→ **Document segment**:

################

And then, in the midst of this leaden immobility, I received a phonecall from my mother. The tone of her voice right away put me on edge. The tone of her voice told me to 'sit down' without her having to actually say the words. In fact, what she said was, 'please don't take this badly but...' My mum can never bear the idea of any of her children being hurt. Nevertheless, she couldn't get around the responsibility of telling me that my cousin, first-cousin, my dad's brothers' son, had committed suicide the day before. He was dead. He had killed himself.
And all at once my head went from cold to hot.
In my free-write the following week, I wrote something like 'every youngdeath is a chunk out of eternity'. I felt like the very stuff of my childhood had been rearranged, everything was different in the backwards light of this happening, everything my cousin was became a life capped by suicide. I didn't know he was depressed. I didn't know he was suicidal. I didn't know him that well at all, in fact. He was just one of the warm and comforting mass that constituted my 'family', bonded by blood and countless family functions and snatched conversations and subtly mirrored facial features. But in some ways it's harder to grieve for someone you don't speak to everyday, month, or even year... There is no obvious change to your everyday life because they are gone. However, because of this, the pain you feel is right away deep. It is right away a blood-deep, bone-deep pain at a child you grew up with, a part of the family tree hacked away, with no surface-pain to distract you from the agony and no-one to really understand what you are feeling. It is hard to articulate even to yourself why this loss rings so loud. I suppose part of the horror is that we always think we'll have a chance to know these warm faces properly - someday at one of these gatherings, you'll have a chance to find out who they actually are. But no. He is gone, and taken all his secrets with him, and he will be at no more gatherings.

################

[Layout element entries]
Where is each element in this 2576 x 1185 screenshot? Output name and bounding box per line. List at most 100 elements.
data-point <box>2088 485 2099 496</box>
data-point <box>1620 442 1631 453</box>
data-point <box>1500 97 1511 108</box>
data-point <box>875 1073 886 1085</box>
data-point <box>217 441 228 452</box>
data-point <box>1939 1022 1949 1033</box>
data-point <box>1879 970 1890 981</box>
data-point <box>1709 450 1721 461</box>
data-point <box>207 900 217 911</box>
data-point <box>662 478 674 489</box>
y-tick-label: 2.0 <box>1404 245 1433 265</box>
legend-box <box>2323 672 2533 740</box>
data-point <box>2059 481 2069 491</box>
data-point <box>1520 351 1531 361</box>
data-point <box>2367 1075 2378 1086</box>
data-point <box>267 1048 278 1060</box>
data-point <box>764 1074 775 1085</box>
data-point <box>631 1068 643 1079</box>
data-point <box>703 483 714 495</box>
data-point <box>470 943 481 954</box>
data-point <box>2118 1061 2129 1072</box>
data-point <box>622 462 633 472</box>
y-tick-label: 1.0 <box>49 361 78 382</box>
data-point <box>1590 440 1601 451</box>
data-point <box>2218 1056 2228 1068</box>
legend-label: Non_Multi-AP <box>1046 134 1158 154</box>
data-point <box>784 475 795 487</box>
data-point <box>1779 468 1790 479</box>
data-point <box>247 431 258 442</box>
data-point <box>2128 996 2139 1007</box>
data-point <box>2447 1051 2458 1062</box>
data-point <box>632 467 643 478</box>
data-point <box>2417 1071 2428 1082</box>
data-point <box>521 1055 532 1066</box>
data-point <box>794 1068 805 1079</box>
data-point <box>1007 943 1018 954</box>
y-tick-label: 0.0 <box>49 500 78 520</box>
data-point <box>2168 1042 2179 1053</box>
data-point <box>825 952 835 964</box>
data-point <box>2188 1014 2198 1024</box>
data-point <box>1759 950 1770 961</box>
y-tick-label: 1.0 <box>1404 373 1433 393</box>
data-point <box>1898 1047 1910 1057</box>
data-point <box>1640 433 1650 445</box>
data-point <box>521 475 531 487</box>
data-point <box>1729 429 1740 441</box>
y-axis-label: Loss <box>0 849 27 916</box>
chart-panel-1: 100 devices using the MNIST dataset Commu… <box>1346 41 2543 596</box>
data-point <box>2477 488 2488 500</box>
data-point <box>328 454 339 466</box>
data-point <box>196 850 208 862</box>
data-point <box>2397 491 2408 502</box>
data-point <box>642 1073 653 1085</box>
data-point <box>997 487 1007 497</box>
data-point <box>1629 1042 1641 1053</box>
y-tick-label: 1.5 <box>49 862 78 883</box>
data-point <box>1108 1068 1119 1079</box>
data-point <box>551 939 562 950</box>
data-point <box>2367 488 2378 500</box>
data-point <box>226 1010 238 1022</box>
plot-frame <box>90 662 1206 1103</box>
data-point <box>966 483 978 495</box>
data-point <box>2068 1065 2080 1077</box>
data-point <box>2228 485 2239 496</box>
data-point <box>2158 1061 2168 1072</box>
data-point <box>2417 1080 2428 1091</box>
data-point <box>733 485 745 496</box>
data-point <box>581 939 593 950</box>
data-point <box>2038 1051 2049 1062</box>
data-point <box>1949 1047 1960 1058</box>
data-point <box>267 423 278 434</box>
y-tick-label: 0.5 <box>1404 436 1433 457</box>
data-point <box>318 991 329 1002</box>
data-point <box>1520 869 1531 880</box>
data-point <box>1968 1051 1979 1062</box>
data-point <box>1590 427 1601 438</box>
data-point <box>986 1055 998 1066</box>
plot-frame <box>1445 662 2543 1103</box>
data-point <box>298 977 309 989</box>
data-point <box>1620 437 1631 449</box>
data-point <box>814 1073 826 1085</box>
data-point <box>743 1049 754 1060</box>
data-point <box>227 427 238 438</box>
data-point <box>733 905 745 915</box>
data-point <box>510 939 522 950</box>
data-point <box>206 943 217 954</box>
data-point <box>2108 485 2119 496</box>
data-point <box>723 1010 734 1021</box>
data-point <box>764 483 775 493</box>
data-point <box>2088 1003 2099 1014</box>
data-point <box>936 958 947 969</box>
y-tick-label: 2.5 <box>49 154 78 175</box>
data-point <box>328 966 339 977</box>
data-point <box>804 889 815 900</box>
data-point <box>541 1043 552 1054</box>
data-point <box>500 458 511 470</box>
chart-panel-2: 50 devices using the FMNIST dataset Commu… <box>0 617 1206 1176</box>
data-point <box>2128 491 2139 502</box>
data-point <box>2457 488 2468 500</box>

################

→ **Exercise task 1**:
Do these statements agree with the passage about the cousin's death? Answer yes or no for each, and quote the words of the text that decide it.
(a) The narrator heard the news from the mother in person.
(b) The narrator knew the cousin well.
(c) The cousin was the son of the narrator's father's brother.
→ **Exercise task 2**: Can you update the records starting at the first line and ending at the line that contains "data-point <box>875 1073 886 1085</box>", replacing "data-point" with "marker" and leaving everything else unchanged? Give only those lines.
The text and the records are separate material with no connection between them.

→ **Output 1**:
(a) No: "I received a phonecall from my mother."
(b) No: "I didn't know him that well at all, in fact."
(c) Yes: "my cousin, first-cousin, my dad's brothers' son"

→ **Output 2**:
Where is each element in this 2576 x 1185 screenshot? Output name and bounding box per line. List at most 100 elements.
marker <box>2088 485 2099 496</box>
marker <box>1620 442 1631 453</box>
marker <box>1500 97 1511 108</box>
marker <box>875 1073 886 1085</box>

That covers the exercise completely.